- _Task brief_:
Look through the records below and collect all lines that hold the string "color".

Extracted data entries:
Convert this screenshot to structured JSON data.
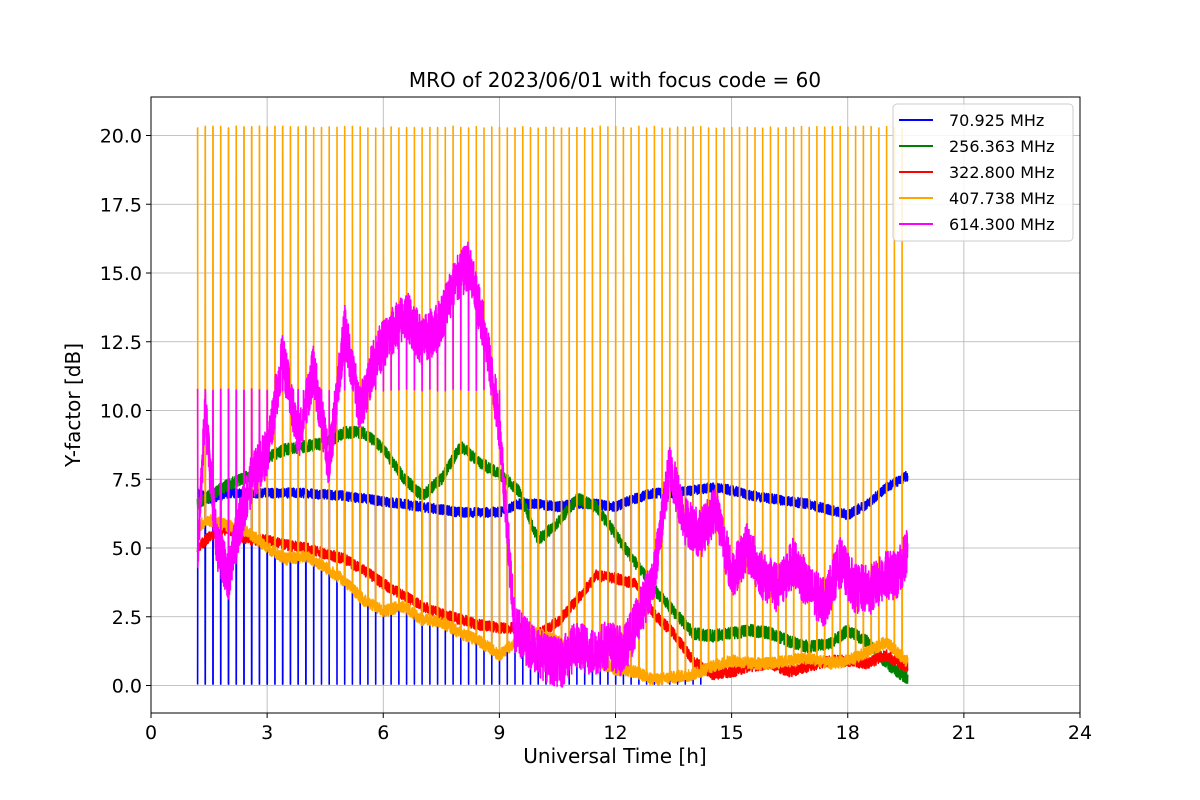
{
  "chart_data": {
    "type": "line",
    "title": "MRO of 2023/06/01 with focus code = 60",
    "xlabel": "Universal Time [h]",
    "ylabel": "Y-factor [dB]",
    "xlim": [
      0,
      24
    ],
    "ylim": [
      -1.0,
      21.4
    ],
    "xticks": [
      0,
      3,
      6,
      9,
      12,
      15,
      18,
      21,
      24
    ],
    "xtick_labels": [
      "0",
      "3",
      "6",
      "9",
      "12",
      "15",
      "18",
      "21",
      "24"
    ],
    "yticks": [
      0.0,
      2.5,
      5.0,
      7.5,
      10.0,
      12.5,
      15.0,
      17.5,
      20.0
    ],
    "ytick_labels": [
      "0.0",
      "2.5",
      "5.0",
      "7.5",
      "10.0",
      "12.5",
      "15.0",
      "17.5",
      "20.0"
    ],
    "grid": true,
    "legend_position": "top-right",
    "data_start_hour": 1.2,
    "data_end_hour": 19.55,
    "spike_period_hours": 0.2,
    "series": [
      {
        "name": " 70.925 MHz",
        "color": "#0000ff",
        "spike_low": 0.05,
        "spike_low_end_hour": 14.3,
        "x": [
          1.2,
          1.5,
          2.0,
          3.0,
          4.0,
          5.0,
          6.0,
          7.0,
          8.0,
          9.0,
          9.5,
          10.0,
          10.5,
          11.0,
          11.5,
          12.0,
          12.5,
          13.0,
          13.5,
          14.0,
          14.5,
          15.0,
          15.5,
          16.0,
          16.5,
          17.0,
          17.5,
          18.0,
          18.5,
          19.0,
          19.5
        ],
        "y": [
          7.0,
          6.8,
          7.0,
          7.0,
          7.0,
          6.9,
          6.7,
          6.5,
          6.3,
          6.3,
          6.6,
          6.6,
          6.5,
          6.6,
          6.6,
          6.5,
          6.8,
          7.0,
          7.0,
          7.1,
          7.2,
          7.1,
          6.9,
          6.8,
          6.7,
          6.6,
          6.4,
          6.2,
          6.6,
          7.2,
          7.6
        ]
      },
      {
        "name": "256.363 MHz",
        "color": "#008000",
        "x": [
          1.2,
          1.5,
          2.0,
          2.5,
          3.0,
          3.5,
          4.0,
          4.5,
          5.0,
          5.5,
          6.0,
          6.5,
          7.0,
          7.5,
          8.0,
          8.5,
          9.0,
          9.5,
          10.0,
          10.5,
          11.0,
          11.5,
          12.0,
          12.5,
          13.0,
          13.5,
          14.0,
          14.5,
          15.0,
          15.5,
          16.0,
          16.5,
          17.0,
          17.5,
          18.0,
          18.5,
          19.0,
          19.5
        ],
        "y": [
          6.6,
          6.9,
          7.3,
          7.6,
          8.3,
          8.6,
          8.7,
          8.8,
          9.2,
          9.2,
          8.6,
          7.6,
          6.9,
          7.5,
          8.7,
          8.1,
          7.7,
          7.1,
          5.3,
          5.9,
          6.8,
          6.5,
          5.5,
          4.5,
          3.5,
          2.7,
          1.9,
          1.8,
          1.9,
          2.0,
          1.9,
          1.6,
          1.4,
          1.5,
          2.0,
          1.6,
          0.8,
          0.3
        ]
      },
      {
        "name": "322.800 MHz",
        "color": "#ff0000",
        "x": [
          1.2,
          1.5,
          2.0,
          2.5,
          3.0,
          3.5,
          4.0,
          4.5,
          5.0,
          5.5,
          6.0,
          6.5,
          7.0,
          7.5,
          8.0,
          8.5,
          9.0,
          9.5,
          10.0,
          10.5,
          11.0,
          11.5,
          12.0,
          12.5,
          13.0,
          13.5,
          14.0,
          14.5,
          15.0,
          15.5,
          16.0,
          16.5,
          17.0,
          17.5,
          18.0,
          18.5,
          19.0,
          19.5
        ],
        "y": [
          5.0,
          5.4,
          5.7,
          5.3,
          5.3,
          5.1,
          5.0,
          4.8,
          4.6,
          4.2,
          3.7,
          3.3,
          2.9,
          2.6,
          2.4,
          2.2,
          2.1,
          2.1,
          1.9,
          2.3,
          3.1,
          4.0,
          3.9,
          3.7,
          2.6,
          1.9,
          0.9,
          0.4,
          0.5,
          0.7,
          0.8,
          0.5,
          0.7,
          0.9,
          0.9,
          0.8,
          1.1,
          0.7
        ]
      },
      {
        "name": "407.738 MHz",
        "color": "#ffa500",
        "spike_high": 20.3,
        "x": [
          1.2,
          1.5,
          2.0,
          2.5,
          3.0,
          3.5,
          4.0,
          4.5,
          5.0,
          5.5,
          6.0,
          6.5,
          7.0,
          7.5,
          8.0,
          8.5,
          9.0,
          9.5,
          10.0,
          10.5,
          11.0,
          11.5,
          12.0,
          12.5,
          13.0,
          13.5,
          14.0,
          14.5,
          15.0,
          15.5,
          16.0,
          16.5,
          17.0,
          17.5,
          18.0,
          18.5,
          19.0,
          19.5
        ],
        "y": [
          5.8,
          6.0,
          5.8,
          5.6,
          5.0,
          4.6,
          4.7,
          4.3,
          3.8,
          3.1,
          2.7,
          2.9,
          2.4,
          2.3,
          1.9,
          1.6,
          1.1,
          1.7,
          1.9,
          1.6,
          1.3,
          0.9,
          0.6,
          0.5,
          0.2,
          0.3,
          0.4,
          0.7,
          0.9,
          0.8,
          0.8,
          0.9,
          1.0,
          0.8,
          0.9,
          1.2,
          1.6,
          0.9
        ]
      },
      {
        "name": "614.300 MHz",
        "color": "#ff00ff",
        "spike_high": 10.75,
        "spike_high_end_hour": 9.2,
        "x": [
          1.2,
          1.4,
          1.7,
          2.0,
          2.3,
          2.6,
          3.0,
          3.4,
          3.8,
          4.2,
          4.6,
          5.0,
          5.4,
          5.8,
          6.2,
          6.6,
          7.0,
          7.4,
          7.8,
          8.2,
          8.6,
          9.0,
          9.4,
          9.8,
          10.2,
          10.6,
          11.0,
          11.4,
          11.8,
          12.2,
          12.6,
          13.0,
          13.4,
          13.8,
          14.2,
          14.6,
          15.0,
          15.4,
          15.8,
          16.2,
          16.6,
          17.0,
          17.4,
          17.8,
          18.2,
          18.6,
          19.0,
          19.3,
          19.55
        ],
        "y": [
          4.5,
          10.0,
          5.0,
          4.0,
          6.0,
          7.5,
          8.5,
          12.0,
          9.0,
          11.5,
          8.0,
          13.0,
          10.0,
          12.0,
          12.8,
          13.5,
          12.5,
          13.0,
          14.5,
          15.3,
          13.0,
          9.5,
          2.0,
          1.5,
          1.0,
          0.8,
          1.5,
          1.2,
          1.5,
          1.2,
          2.5,
          4.0,
          8.0,
          6.0,
          5.5,
          6.5,
          4.0,
          5.0,
          4.0,
          3.5,
          4.5,
          3.5,
          3.0,
          4.5,
          3.5,
          3.5,
          4.0,
          4.0,
          5.0
        ]
      }
    ]
  }
}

- _Output_:
        "color": "#0000ff",
        "color": "#008000",
        "color": "#ff0000",
        "color": "#ffa500",
        "color": "#ff00ff",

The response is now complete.